Horror

RABIES

Titolo OriginaleKalevet
NazioneIsraele
Anno Produzione2010
Genere
Durata90'
Sceneggiatura
Fotografia
Montaggio
Scenografia
Costumi

TRAMA

Un fratello e una sorella, scappati di casa, trovano rifugio in una riserva naturale deserta. Quando la sorella cade nella trappola di un killer psicopatico, il fratello corre contro il tempo per trovare aiuto. Per lo strano gioco del destino, il soccorso alla sorella si intreccia involontariamente con le vite di un gruppo di giovani tennisti, un ranger e il suo cane e una squadra di poliziotti.

◆ **Elementi archiviati da una raccolta**
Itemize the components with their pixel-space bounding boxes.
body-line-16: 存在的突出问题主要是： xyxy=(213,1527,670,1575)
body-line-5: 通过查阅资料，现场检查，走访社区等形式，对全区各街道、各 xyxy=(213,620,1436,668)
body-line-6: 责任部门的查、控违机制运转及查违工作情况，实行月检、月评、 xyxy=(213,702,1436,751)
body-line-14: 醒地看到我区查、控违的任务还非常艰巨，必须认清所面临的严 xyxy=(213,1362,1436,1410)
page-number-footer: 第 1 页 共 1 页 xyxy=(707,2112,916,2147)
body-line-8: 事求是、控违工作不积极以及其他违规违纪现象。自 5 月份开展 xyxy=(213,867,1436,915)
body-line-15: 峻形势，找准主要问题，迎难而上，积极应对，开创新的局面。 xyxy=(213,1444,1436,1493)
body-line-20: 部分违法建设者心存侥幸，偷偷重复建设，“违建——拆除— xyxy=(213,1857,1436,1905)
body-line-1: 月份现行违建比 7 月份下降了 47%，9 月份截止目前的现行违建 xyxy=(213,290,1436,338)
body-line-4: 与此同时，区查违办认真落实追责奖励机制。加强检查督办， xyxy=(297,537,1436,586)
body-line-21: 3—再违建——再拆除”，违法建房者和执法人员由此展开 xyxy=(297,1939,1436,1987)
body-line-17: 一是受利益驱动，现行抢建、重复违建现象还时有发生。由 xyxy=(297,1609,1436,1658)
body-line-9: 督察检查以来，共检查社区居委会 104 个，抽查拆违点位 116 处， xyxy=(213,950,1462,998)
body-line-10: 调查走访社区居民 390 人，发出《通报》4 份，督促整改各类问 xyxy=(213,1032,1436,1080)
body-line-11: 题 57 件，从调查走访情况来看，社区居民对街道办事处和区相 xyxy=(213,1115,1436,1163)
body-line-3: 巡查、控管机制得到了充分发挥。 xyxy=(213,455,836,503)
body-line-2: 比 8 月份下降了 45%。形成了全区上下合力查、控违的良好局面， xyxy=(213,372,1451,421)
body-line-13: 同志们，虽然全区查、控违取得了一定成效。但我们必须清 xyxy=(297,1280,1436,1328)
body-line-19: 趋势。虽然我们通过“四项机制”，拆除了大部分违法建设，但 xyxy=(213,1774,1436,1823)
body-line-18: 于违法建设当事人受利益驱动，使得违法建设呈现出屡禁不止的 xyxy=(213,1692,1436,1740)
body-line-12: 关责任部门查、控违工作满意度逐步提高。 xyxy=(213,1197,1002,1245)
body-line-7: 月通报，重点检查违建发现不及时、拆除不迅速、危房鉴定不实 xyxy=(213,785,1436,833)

◆ **ESERCIZIO**
Traduci in inglese questa frase del testo sul film Rabies: «Quando la sorella cade nella trappola di un killer psicopatico, il fratello corre contro il tempo per trovare aiuto.»

◆ **RISULTATO**
When the sister falls into the trap of a psychopathic killer, the brother races against time to find help.